● Data supplied:

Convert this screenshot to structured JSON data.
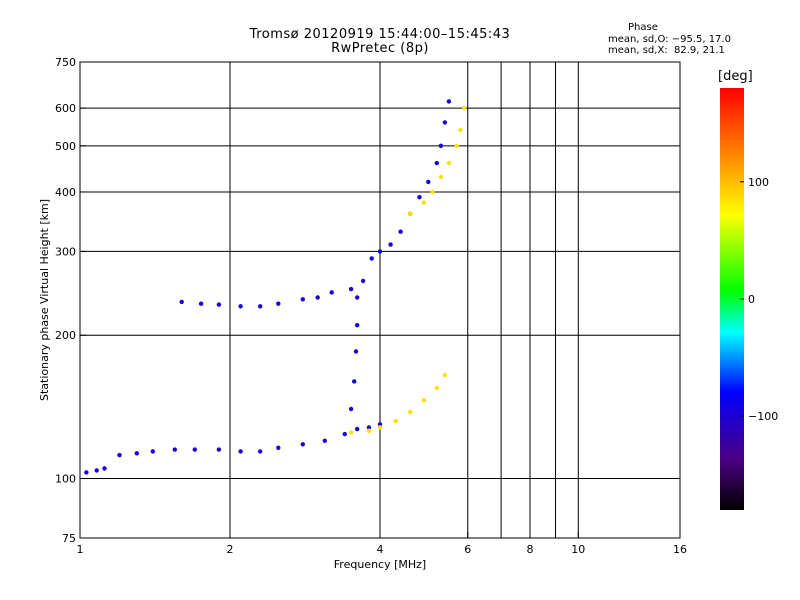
{
  "header": {
    "title_line1": "Tromsø 20120919 15:44:00–15:45:43",
    "title_line2": "RwPretec (8p)",
    "phase_label": "Phase",
    "stat_o": "mean, sd,O: −95.5, 17.0",
    "stat_x": "mean, sd,X:  82.9, 21.1"
  },
  "colorbar": {
    "unit": "[deg]",
    "ticks": [
      "100",
      "0",
      "−100"
    ],
    "tick_values": [
      100,
      0,
      -100
    ],
    "range": [
      -180,
      180
    ]
  },
  "chart_data": {
    "type": "scatter",
    "title": "Tromsø 20120919 15:44:00–15:45:43",
    "subtitle": "RwPretec (8p)",
    "xlabel": "Frequency [MHz]",
    "ylabel": "Stationary phase Virtual Height [km]",
    "xscale": "log",
    "yscale": "log",
    "xlim": [
      1,
      16
    ],
    "ylim": [
      75,
      750
    ],
    "xticks": [
      1,
      2,
      4,
      6,
      8,
      10,
      16
    ],
    "xtick_labels": [
      "1",
      "2",
      "4",
      "6",
      "8",
      "10",
      "16"
    ],
    "xgrid": [
      2,
      4,
      6,
      8,
      10
    ],
    "xminor": [
      7,
      9
    ],
    "yticks": [
      75,
      100,
      200,
      300,
      400,
      500,
      600,
      750
    ],
    "ytick_labels": [
      "75",
      "100",
      "200",
      "300",
      "400",
      "500",
      "600",
      "750"
    ],
    "ygrid": [
      100,
      200,
      300,
      400,
      500,
      600
    ],
    "grid": true,
    "color_encoding": "phase [deg]",
    "traces": [
      {
        "name": "",
        "phase": -95,
        "points": [
          [
            1.03,
            103
          ],
          [
            1.08,
            104
          ],
          [
            1.12,
            105
          ],
          [
            1.2,
            112
          ],
          [
            1.3,
            113
          ],
          [
            1.4,
            114
          ],
          [
            1.55,
            115
          ],
          [
            1.7,
            115
          ],
          [
            1.9,
            115
          ],
          [
            2.1,
            114
          ],
          [
            2.3,
            114
          ],
          [
            2.5,
            116
          ],
          [
            2.8,
            118
          ],
          [
            3.1,
            120
          ],
          [
            3.4,
            124
          ],
          [
            3.6,
            127
          ],
          [
            3.8,
            128
          ],
          [
            4.0,
            130
          ]
        ]
      },
      {
        "name": "",
        "phase": -95,
        "points": [
          [
            1.6,
            235
          ],
          [
            1.75,
            233
          ],
          [
            1.9,
            232
          ],
          [
            2.1,
            230
          ],
          [
            2.3,
            230
          ],
          [
            2.5,
            233
          ],
          [
            2.8,
            238
          ],
          [
            3.0,
            240
          ],
          [
            3.2,
            246
          ],
          [
            3.5,
            250
          ]
        ]
      },
      {
        "name": "",
        "phase": -95,
        "points": [
          [
            3.5,
            140
          ],
          [
            3.55,
            160
          ],
          [
            3.58,
            185
          ],
          [
            3.6,
            210
          ],
          [
            3.6,
            240
          ],
          [
            3.7,
            260
          ]
        ]
      },
      {
        "name": "",
        "phase": -95,
        "points": [
          [
            3.85,
            290
          ],
          [
            4.0,
            300
          ],
          [
            4.2,
            310
          ],
          [
            4.4,
            330
          ],
          [
            4.6,
            360
          ],
          [
            4.8,
            390
          ],
          [
            5.0,
            420
          ],
          [
            5.2,
            460
          ],
          [
            5.3,
            500
          ],
          [
            5.4,
            560
          ],
          [
            5.5,
            620
          ]
        ]
      },
      {
        "name": "",
        "phase": 85,
        "points": [
          [
            3.5,
            125
          ],
          [
            3.8,
            126
          ],
          [
            4.0,
            128
          ],
          [
            4.3,
            132
          ],
          [
            4.6,
            138
          ],
          [
            4.9,
            146
          ],
          [
            5.2,
            155
          ],
          [
            5.4,
            165
          ]
        ]
      },
      {
        "name": "",
        "phase": 85,
        "points": [
          [
            4.6,
            360
          ],
          [
            4.9,
            380
          ],
          [
            5.1,
            400
          ],
          [
            5.3,
            430
          ],
          [
            5.5,
            460
          ],
          [
            5.7,
            500
          ],
          [
            5.8,
            540
          ],
          [
            5.9,
            600
          ]
        ]
      }
    ]
  }
}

● Written request:
Retype the data above exactly; pictures are not part of the copy.

● Solution to the exercise:
Convert this screenshot to structured JSON data.
{
  "header": {
    "title_line1": "Tromsø 20120919 15:44:00–15:45:43",
    "title_line2": "RwPretec (8p)",
    "phase_label": "Phase",
    "stat_o": "mean, sd,O: −95.5, 17.0",
    "stat_x": "mean, sd,X:  82.9, 21.1"
  },
  "colorbar": {
    "unit": "[deg]",
    "ticks": [
      "100",
      "0",
      "−100"
    ],
    "tick_values": [
      100,
      0,
      -100
    ],
    "range": [
      -180,
      180
    ]
  },
  "chart_data": {
    "type": "scatter",
    "title": "Tromsø 20120919 15:44:00–15:45:43",
    "subtitle": "RwPretec (8p)",
    "xlabel": "Frequency [MHz]",
    "ylabel": "Stationary phase Virtual Height [km]",
    "xscale": "log",
    "yscale": "log",
    "xlim": [
      1,
      16
    ],
    "ylim": [
      75,
      750
    ],
    "xticks": [
      1,
      2,
      4,
      6,
      8,
      10,
      16
    ],
    "xtick_labels": [
      "1",
      "2",
      "4",
      "6",
      "8",
      "10",
      "16"
    ],
    "xgrid": [
      2,
      4,
      6,
      8,
      10
    ],
    "xminor": [
      7,
      9
    ],
    "yticks": [
      75,
      100,
      200,
      300,
      400,
      500,
      600,
      750
    ],
    "ytick_labels": [
      "75",
      "100",
      "200",
      "300",
      "400",
      "500",
      "600",
      "750"
    ],
    "ygrid": [
      100,
      200,
      300,
      400,
      500,
      600
    ],
    "grid": true,
    "color_encoding": "phase [deg]",
    "traces": [
      {
        "name": "",
        "phase": -95,
        "points": [
          [
            1.03,
            103
          ],
          [
            1.08,
            104
          ],
          [
            1.12,
            105
          ],
          [
            1.2,
            112
          ],
          [
            1.3,
            113
          ],
          [
            1.4,
            114
          ],
          [
            1.55,
            115
          ],
          [
            1.7,
            115
          ],
          [
            1.9,
            115
          ],
          [
            2.1,
            114
          ],
          [
            2.3,
            114
          ],
          [
            2.5,
            116
          ],
          [
            2.8,
            118
          ],
          [
            3.1,
            120
          ],
          [
            3.4,
            124
          ],
          [
            3.6,
            127
          ],
          [
            3.8,
            128
          ],
          [
            4.0,
            130
          ]
        ]
      },
      {
        "name": "",
        "phase": -95,
        "points": [
          [
            1.6,
            235
          ],
          [
            1.75,
            233
          ],
          [
            1.9,
            232
          ],
          [
            2.1,
            230
          ],
          [
            2.3,
            230
          ],
          [
            2.5,
            233
          ],
          [
            2.8,
            238
          ],
          [
            3.0,
            240
          ],
          [
            3.2,
            246
          ],
          [
            3.5,
            250
          ]
        ]
      },
      {
        "name": "",
        "phase": -95,
        "points": [
          [
            3.5,
            140
          ],
          [
            3.55,
            160
          ],
          [
            3.58,
            185
          ],
          [
            3.6,
            210
          ],
          [
            3.6,
            240
          ],
          [
            3.7,
            260
          ]
        ]
      },
      {
        "name": "",
        "phase": -95,
        "points": [
          [
            3.85,
            290
          ],
          [
            4.0,
            300
          ],
          [
            4.2,
            310
          ],
          [
            4.4,
            330
          ],
          [
            4.6,
            360
          ],
          [
            4.8,
            390
          ],
          [
            5.0,
            420
          ],
          [
            5.2,
            460
          ],
          [
            5.3,
            500
          ],
          [
            5.4,
            560
          ],
          [
            5.5,
            620
          ]
        ]
      },
      {
        "name": "",
        "phase": 85,
        "points": [
          [
            3.5,
            125
          ],
          [
            3.8,
            126
          ],
          [
            4.0,
            128
          ],
          [
            4.3,
            132
          ],
          [
            4.6,
            138
          ],
          [
            4.9,
            146
          ],
          [
            5.2,
            155
          ],
          [
            5.4,
            165
          ]
        ]
      },
      {
        "name": "",
        "phase": 85,
        "points": [
          [
            4.6,
            360
          ],
          [
            4.9,
            380
          ],
          [
            5.1,
            400
          ],
          [
            5.3,
            430
          ],
          [
            5.5,
            460
          ],
          [
            5.7,
            500
          ],
          [
            5.8,
            540
          ],
          [
            5.9,
            600
          ]
        ]
      }
    ]
  }
}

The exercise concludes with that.